PROBLEM STATEMENT — Gather all lines from the material that contain "Volleyball".

[Stored data entries]
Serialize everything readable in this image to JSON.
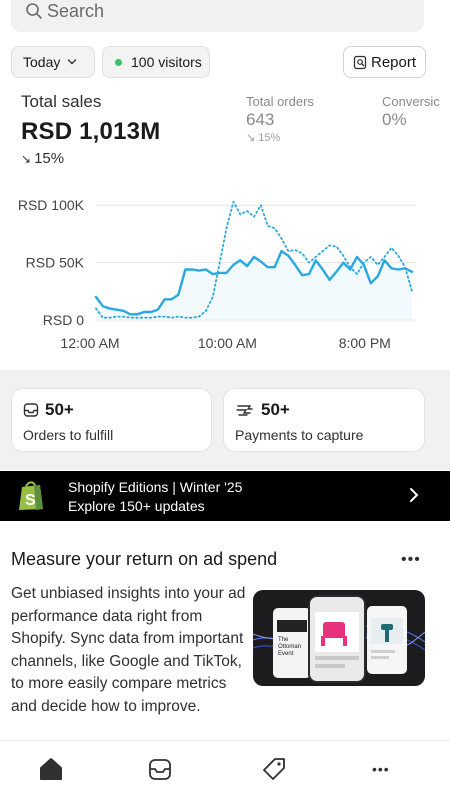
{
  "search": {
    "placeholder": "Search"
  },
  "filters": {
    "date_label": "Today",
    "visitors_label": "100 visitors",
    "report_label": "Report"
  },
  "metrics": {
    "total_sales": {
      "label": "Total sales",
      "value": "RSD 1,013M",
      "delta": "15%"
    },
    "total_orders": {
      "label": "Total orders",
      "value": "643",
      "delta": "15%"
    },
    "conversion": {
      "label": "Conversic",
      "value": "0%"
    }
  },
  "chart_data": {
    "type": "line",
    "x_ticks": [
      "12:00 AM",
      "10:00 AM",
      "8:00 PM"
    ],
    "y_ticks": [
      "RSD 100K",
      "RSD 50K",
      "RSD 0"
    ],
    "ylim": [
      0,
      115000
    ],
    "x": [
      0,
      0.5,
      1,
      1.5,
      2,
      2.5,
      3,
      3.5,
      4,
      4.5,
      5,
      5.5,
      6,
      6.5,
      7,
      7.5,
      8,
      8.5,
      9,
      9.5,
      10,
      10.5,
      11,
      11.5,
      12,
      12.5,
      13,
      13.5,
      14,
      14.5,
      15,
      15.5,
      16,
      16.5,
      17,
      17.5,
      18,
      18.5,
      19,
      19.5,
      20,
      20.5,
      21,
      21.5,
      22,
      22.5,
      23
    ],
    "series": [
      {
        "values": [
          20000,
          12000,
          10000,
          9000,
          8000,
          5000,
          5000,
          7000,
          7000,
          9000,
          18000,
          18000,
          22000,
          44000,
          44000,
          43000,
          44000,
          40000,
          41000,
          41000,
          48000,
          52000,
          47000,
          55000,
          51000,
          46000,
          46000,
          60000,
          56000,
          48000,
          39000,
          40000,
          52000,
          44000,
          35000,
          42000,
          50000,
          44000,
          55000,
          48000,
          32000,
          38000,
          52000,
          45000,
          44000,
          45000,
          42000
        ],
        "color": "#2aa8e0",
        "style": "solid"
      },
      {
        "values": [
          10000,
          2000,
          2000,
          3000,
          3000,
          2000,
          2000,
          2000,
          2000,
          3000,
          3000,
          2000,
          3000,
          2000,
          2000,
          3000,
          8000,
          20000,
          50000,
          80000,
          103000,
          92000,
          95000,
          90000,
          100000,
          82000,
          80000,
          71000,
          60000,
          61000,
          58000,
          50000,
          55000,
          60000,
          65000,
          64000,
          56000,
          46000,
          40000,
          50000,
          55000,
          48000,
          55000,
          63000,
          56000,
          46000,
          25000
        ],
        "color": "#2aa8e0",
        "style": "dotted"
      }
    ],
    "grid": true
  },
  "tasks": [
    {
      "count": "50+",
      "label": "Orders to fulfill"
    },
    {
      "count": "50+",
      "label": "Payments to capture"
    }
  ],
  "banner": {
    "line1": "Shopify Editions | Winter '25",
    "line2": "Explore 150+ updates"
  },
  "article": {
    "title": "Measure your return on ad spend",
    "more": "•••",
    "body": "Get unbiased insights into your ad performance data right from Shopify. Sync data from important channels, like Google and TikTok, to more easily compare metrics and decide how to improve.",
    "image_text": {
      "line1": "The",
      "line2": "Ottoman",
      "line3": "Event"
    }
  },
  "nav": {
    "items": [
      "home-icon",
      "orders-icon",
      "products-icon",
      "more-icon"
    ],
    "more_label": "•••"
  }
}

* * *

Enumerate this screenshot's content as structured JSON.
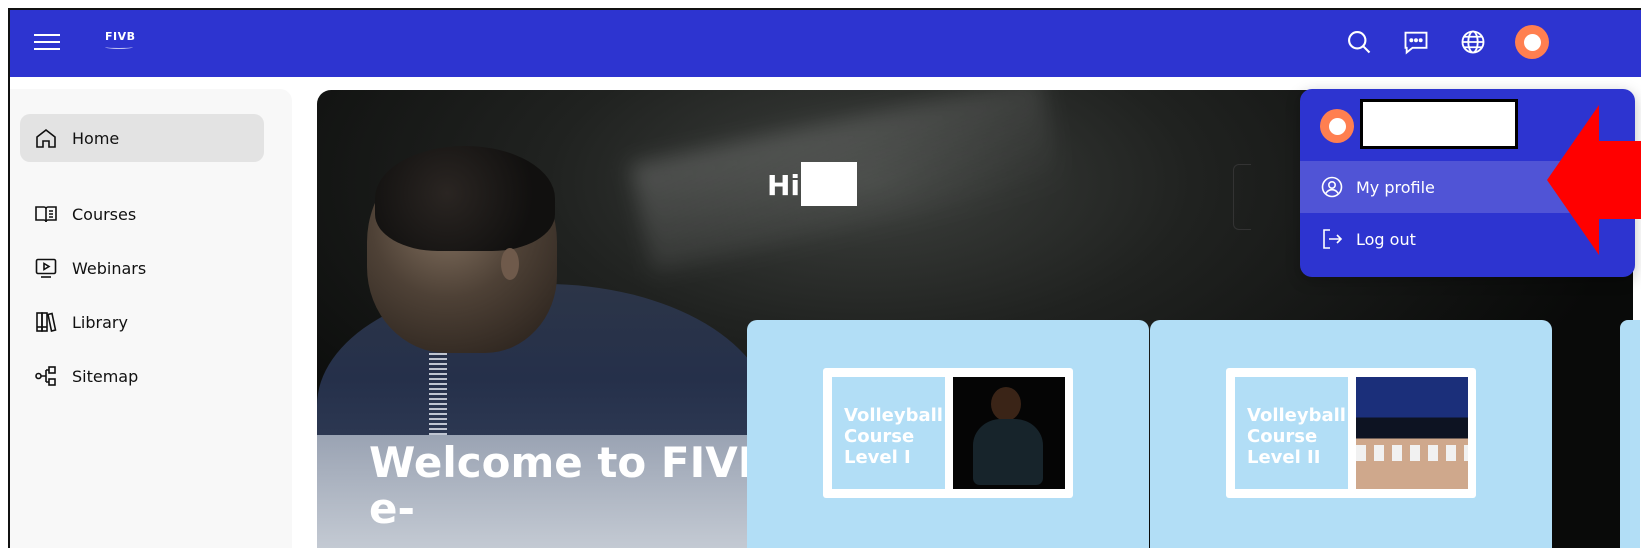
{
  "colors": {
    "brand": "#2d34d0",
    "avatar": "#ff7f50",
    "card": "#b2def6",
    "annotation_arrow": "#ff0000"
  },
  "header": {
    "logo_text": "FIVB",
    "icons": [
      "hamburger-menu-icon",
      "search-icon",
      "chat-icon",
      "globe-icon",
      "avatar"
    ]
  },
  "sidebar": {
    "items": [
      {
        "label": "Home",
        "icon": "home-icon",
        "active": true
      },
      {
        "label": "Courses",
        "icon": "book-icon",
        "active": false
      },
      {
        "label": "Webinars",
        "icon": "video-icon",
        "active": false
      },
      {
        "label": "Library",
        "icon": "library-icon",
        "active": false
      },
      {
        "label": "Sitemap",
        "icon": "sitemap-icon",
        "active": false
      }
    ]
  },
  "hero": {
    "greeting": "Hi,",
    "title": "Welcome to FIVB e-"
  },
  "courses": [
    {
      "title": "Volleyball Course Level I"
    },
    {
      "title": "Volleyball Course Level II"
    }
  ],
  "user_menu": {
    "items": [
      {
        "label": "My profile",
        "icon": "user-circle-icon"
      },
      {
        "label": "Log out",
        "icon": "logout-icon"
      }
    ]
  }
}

WRITTEN ANSWER —
      "title": "Volleyball Course Level I"
      "title": "Volleyball Course Level II"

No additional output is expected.